## Entries from a dataset
☆ ☆ ☆ ☆ ☆

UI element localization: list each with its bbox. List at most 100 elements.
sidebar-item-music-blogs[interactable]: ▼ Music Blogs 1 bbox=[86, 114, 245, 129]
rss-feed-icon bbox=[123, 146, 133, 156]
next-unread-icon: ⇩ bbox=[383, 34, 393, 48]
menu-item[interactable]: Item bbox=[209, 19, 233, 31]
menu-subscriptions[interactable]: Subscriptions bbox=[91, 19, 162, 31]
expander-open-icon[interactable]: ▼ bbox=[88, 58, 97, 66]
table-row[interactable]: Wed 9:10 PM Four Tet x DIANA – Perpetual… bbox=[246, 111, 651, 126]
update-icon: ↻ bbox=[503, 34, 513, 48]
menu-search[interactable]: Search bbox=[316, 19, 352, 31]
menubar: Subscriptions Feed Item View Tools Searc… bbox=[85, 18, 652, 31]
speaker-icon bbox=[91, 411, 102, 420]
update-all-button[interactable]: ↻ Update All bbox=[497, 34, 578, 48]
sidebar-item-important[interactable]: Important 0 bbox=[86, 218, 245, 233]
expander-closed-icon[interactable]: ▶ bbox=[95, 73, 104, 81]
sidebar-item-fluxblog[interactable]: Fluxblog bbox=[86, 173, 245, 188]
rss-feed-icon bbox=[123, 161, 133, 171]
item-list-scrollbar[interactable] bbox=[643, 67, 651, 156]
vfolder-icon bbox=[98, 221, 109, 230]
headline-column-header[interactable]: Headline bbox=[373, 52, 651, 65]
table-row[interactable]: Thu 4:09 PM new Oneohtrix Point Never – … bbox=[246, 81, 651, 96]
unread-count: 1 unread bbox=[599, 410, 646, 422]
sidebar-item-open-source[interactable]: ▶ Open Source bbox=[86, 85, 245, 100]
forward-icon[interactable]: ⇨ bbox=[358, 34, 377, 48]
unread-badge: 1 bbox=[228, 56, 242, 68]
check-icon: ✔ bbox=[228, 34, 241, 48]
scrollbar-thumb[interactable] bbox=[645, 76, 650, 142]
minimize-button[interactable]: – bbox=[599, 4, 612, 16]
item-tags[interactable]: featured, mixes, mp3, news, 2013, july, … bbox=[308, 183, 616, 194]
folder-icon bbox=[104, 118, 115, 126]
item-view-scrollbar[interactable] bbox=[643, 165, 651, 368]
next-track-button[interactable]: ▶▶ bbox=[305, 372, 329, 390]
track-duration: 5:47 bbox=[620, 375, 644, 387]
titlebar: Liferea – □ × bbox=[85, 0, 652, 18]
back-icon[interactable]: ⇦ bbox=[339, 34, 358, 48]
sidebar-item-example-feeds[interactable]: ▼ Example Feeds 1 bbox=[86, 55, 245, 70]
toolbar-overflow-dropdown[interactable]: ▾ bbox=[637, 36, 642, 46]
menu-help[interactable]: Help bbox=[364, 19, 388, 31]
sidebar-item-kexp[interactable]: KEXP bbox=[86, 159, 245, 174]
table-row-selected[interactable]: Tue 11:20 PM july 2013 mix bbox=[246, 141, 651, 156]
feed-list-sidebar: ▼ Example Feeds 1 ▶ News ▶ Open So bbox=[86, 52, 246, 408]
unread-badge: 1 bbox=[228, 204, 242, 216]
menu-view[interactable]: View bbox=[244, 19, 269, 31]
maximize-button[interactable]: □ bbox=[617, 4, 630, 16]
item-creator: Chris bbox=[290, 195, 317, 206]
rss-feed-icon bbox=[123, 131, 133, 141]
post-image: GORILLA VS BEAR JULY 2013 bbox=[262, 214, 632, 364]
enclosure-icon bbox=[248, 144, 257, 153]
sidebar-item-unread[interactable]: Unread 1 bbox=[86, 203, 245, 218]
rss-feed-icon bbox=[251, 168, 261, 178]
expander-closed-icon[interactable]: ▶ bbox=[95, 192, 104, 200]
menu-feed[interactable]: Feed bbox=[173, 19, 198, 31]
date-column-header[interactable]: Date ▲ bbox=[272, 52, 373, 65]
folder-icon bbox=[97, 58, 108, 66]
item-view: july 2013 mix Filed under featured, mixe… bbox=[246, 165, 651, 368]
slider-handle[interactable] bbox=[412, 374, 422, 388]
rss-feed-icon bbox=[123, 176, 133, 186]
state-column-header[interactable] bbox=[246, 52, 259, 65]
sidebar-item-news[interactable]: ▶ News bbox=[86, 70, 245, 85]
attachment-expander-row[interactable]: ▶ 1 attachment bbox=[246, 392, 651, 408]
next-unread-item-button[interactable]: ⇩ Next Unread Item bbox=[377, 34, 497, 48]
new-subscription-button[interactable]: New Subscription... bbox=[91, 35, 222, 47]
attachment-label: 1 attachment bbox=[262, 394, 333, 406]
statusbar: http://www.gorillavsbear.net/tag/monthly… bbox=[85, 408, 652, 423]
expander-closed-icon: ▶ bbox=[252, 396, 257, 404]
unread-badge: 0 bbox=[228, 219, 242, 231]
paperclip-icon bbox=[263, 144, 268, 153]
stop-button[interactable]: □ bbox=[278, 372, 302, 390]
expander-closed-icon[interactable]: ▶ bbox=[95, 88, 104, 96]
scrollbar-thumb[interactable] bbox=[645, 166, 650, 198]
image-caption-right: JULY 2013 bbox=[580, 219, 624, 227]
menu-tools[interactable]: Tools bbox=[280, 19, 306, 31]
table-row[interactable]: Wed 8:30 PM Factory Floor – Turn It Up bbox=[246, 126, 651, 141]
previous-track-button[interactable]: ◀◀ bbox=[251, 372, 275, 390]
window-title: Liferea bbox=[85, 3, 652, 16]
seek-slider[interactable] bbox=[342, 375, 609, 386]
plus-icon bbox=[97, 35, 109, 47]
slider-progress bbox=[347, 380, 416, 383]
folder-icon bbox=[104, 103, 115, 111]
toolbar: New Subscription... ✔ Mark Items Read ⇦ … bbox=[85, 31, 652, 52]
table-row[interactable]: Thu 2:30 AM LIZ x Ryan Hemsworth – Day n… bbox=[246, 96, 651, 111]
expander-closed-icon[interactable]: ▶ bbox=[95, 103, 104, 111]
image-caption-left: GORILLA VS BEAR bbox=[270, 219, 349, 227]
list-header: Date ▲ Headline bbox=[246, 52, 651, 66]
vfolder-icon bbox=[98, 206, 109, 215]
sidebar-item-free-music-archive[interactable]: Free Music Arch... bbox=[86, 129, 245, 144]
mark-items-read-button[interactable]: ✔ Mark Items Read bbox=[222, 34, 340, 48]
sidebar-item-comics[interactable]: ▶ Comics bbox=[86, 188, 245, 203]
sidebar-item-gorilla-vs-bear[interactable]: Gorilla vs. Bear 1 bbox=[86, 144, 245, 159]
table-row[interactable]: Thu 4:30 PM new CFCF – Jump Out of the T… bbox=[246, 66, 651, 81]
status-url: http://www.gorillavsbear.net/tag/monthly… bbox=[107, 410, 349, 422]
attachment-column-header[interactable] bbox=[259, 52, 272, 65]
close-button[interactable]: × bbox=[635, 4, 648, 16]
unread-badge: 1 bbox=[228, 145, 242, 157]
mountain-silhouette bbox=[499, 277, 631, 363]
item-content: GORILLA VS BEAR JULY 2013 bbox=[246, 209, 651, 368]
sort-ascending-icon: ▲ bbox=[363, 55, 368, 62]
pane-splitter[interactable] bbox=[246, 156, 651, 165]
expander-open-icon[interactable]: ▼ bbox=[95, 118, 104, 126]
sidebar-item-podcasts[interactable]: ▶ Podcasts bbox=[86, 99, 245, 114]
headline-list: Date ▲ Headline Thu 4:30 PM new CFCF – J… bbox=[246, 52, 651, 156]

☆ ☆ ☆ ☆ ☆

## WRITTEN REQUEST
Convert the lines of the material above into a JSON list of strings, one string for each line, leaving out any blank lines.

## EXPECTED ANSWER
[
  "UI element localization: list each with its bbox. List at most 100 elements.",
  "sidebar-item-music-blogs[interactable]: ▼ Music Blogs 1 bbox=[86, 114, 245, 129]",
  "rss-feed-icon bbox=[123, 146, 133, 156]",
  "next-unread-icon: ⇩ bbox=[383, 34, 393, 48]",
  "menu-item[interactable]: Item bbox=[209, 19, 233, 31]",
  "menu-subscriptions[interactable]: Subscriptions bbox=[91, 19, 162, 31]",
  "expander-open-icon[interactable]: ▼ bbox=[88, 58, 97, 66]",
  "table-row[interactable]: Wed 9:10 PM Four Tet x DIANA – Perpetual… bbox=[246, 111, 651, 126]",
  "update-icon: ↻ bbox=[503, 34, 513, 48]",
  "menu-search[interactable]: Search bbox=[316, 19, 352, 31]",
  "menubar: Subscriptions Feed Item View Tools Searc… bbox=[85, 18, 652, 31]",
  "speaker-icon bbox=[91, 411, 102, 420]",
  "update-all-button[interactable]: ↻ Update All bbox=[497, 34, 578, 48]",
  "sidebar-item-important[interactable]: Important 0 bbox=[86, 218, 245, 233]",
  "expander-closed-icon[interactable]: ▶ bbox=[95, 73, 104, 81]",
  "sidebar-item-fluxblog[interactable]: Fluxblog bbox=[86, 173, 245, 188]",
  "rss-feed-icon bbox=[123, 161, 133, 171]",
  "item-list-scrollbar[interactable] bbox=[643, 67, 651, 156]",
  "vfolder-icon bbox=[98, 221, 109, 230]",
  "headline-column-header[interactable]: Headline bbox=[373, 52, 651, 65]",
  "table-row[interactable]: Thu 4:09 PM new Oneohtrix Point Never – … bbox=[246, 81, 651, 96]",
  "unread-count: 1 unread bbox=[599, 410, 646, 422]",
  "sidebar-item-open-source[interactable]: ▶ Open Source bbox=[86, 85, 245, 100]",
  "forward-icon[interactable]: ⇨ bbox=[358, 34, 377, 48]",
  "unread-badge: 1 bbox=[228, 56, 242, 68]",
  "check-icon: ✔ bbox=[228, 34, 241, 48]",
  "scrollbar-thumb[interactable] bbox=[645, 76, 650, 142]",
  "minimize-button[interactable]: – bbox=[599, 4, 612, 16]",
  "item-tags[interactable]: featured, mixes, mp3, news, 2013, july, … bbox=[308, 183, 616, 194]",
  "folder-icon bbox=[104, 118, 115, 126]",
  "item-view-scrollbar[interactable] bbox=[643, 165, 651, 368]",
  "next-track-button[interactable]: ▶▶ bbox=[305, 372, 329, 390]",
  "track-duration: 5:47 bbox=[620, 375, 644, 387]",
  "titlebar: Liferea – □ × bbox=[85, 0, 652, 18]",
  "back-icon[interactable]: ⇦ bbox=[339, 34, 358, 48]",
  "sidebar-item-example-feeds[interactable]: ▼ Example Feeds 1 bbox=[86, 55, 245, 70]",
  "toolbar-overflow-dropdown[interactable]: ▾ bbox=[637, 36, 642, 46]",
  "menu-help[interactable]: Help bbox=[364, 19, 388, 31]",
  "sidebar-item-kexp[interactable]: KEXP bbox=[86, 159, 245, 174]",
  "table-row-selected[interactable]: Tue 11:20 PM july 2013 mix bbox=[246, 141, 651, 156]",
  "feed-list-sidebar: ▼ Example Feeds 1 ▶ News ▶ Open So bbox=[86, 52, 246, 408]",
  "unread-badge: 1 bbox=[228, 204, 242, 216]",
  "menu-view[interactable]: View bbox=[244, 19, 269, 31]",
  "maximize-button[interactable]: □ bbox=[617, 4, 630, 16]",
  "item-creator: Chris bbox=[290, 195, 317, 206]",
  "rss-feed-icon bbox=[123, 131, 133, 141]",
  "post-image: GORILLA VS BEAR JULY 2013 bbox=[262, 214, 632, 364]",
  "enclosure-icon bbox=[248, 144, 257, 153]",
  "sidebar-item-unread[interactable]: Unread 1 bbox=[86, 203, 245, 218]",
  "rss-feed-icon bbox=[251, 168, 261, 178]",
  "expander-closed-icon[interactable]: ▶ bbox=[95, 192, 104, 200]",
  "menu-feed[interactable]: Feed bbox=[173, 19, 198, 31]",
  "date-column-header[interactable]: Date ▲ bbox=[272, 52, 373, 65]",
  "folder-icon bbox=[97, 58, 108, 66]",
  "item-view: july 2013 mix Filed under featured, mixe… bbox=[246, 165, 651, 368]",
  "slider-handle[interactable] bbox=[412, 374, 422, 388]",
  "rss-feed-icon bbox=[123, 176, 133, 186]",
  "state-column-header[interactable] bbox=[246, 52, 259, 65]",
  "sidebar-item-news[interactable]: ▶ News bbox=[86, 70, 245, 85]",
  "attachment-expander-row[interactable]: ▶ 1 attachment bbox=[246, 392, 651, 408]",
  "next-unread-item-button[interactable]: ⇩ Next Unread Item bbox=[377, 34, 497, 48]",
  "new-subscription-button[interactable]: New Subscription... bbox=[91, 35, 222, 47]",
  "attachment-label: 1 attachment bbox=[262, 394, 333, 406]",
  "statusbar: http://www.gorillavsbear.net/tag/monthly… bbox=[85, 408, 652, 423]",
  "expander-closed-icon: ▶ bbox=[252, 396, 257, 404]",
  "unread-badge: 0 bbox=[228, 219, 242, 231]",
  "paperclip-icon bbox=[263, 144, 268, 153]",
  "stop-button[interactable]: □ bbox=[278, 372, 302, 390]",
  "expander-closed-icon[interactable]: ▶ bbox=[95, 88, 104, 96]",
  "scrollbar-thumb[interactable] bbox=[645, 166, 650, 198]",
  "image-caption-right: JULY 2013 bbox=[580, 219, 624, 227]",
  "menu-tools[interactable]: Tools bbox=[280, 19, 306, 31]",
  "table-row[interactable]: Wed 8:30 PM Factory Floor – Turn It Up bbox=[246, 126, 651, 141]",
  "previous-track-button[interactable]: ◀◀ bbox=[251, 372, 275, 390]",
  "window-title: Liferea bbox=[85, 3, 652, 16]",
  "seek-slider[interactable] bbox=[342, 375, 609, 386]",
  "plus-icon bbox=[97, 35, 109, 47]",
  "slider-progress bbox=[347, 380, 416, 383]",
  "folder-icon bbox=[104, 103, 115, 111]",
  "toolbar: New Subscription... ✔ Mark Items Read ⇦ … bbox=[85, 31, 652, 52]",
  "table-row[interactable]: Thu 2:30 AM LIZ x Ryan Hemsworth – Day n… bbox=[246, 96, 651, 111]",
  "expander-closed-icon[interactable]: ▶ bbox=[95, 103, 104, 111]",
  "image-caption-left: GORILLA VS BEAR bbox=[270, 219, 349, 227]",
  "list-header: Date ▲ Headline bbox=[246, 52, 651, 66]",
  "vfolder-icon bbox=[98, 206, 109, 215]",
  "sidebar-item-free-music-archive[interactable]: Free Music Arch... bbox=[86, 129, 245, 144]",
  "mark-items-read-button[interactable]: ✔ Mark Items Read bbox=[222, 34, 340, 48]",
  "sidebar-item-comics[interactable]: ▶ Comics bbox=[86, 188, 245, 203]",
  "sidebar-item-gorilla-vs-bear[interactable]: Gorilla vs. Bear 1 bbox=[86, 144, 245, 159]",
  "table-row[interactable]: Thu 4:30 PM new CFCF – Jump Out of the T… bbox=[246, 66, 651, 81]",
  "status-url: http://www.gorillavsbear.net/tag/monthly… bbox=[107, 410, 349, 422]",
  "attachment-column-header[interactable] bbox=[259, 52, 272, 65]",
  "close-button[interactable]: × bbox=[635, 4, 648, 16]",
  "unread-badge: 1 bbox=[228, 145, 242, 157]",
  "mountain-silhouette bbox=[499, 277, 631, 363]",
  "item-content: GORILLA VS BEAR JULY 2013 bbox=[246, 209, 651, 368]",
  "sort-ascending-icon: ▲ bbox=[363, 55, 368, 62]",
  "pane-splitter[interactable] bbox=[246, 156, 651, 165]",
  "expander-open-icon[interactable]: ▼ bbox=[95, 118, 104, 126]",
  "sidebar-item-podcasts[interactable]: ▶ Podcasts bbox=[86, 99, 245, 114]",
  "headline-list: Date ▲ Headline Thu 4:30 PM new CFCF – J… bbox=[246, 52, 651, 156]"
]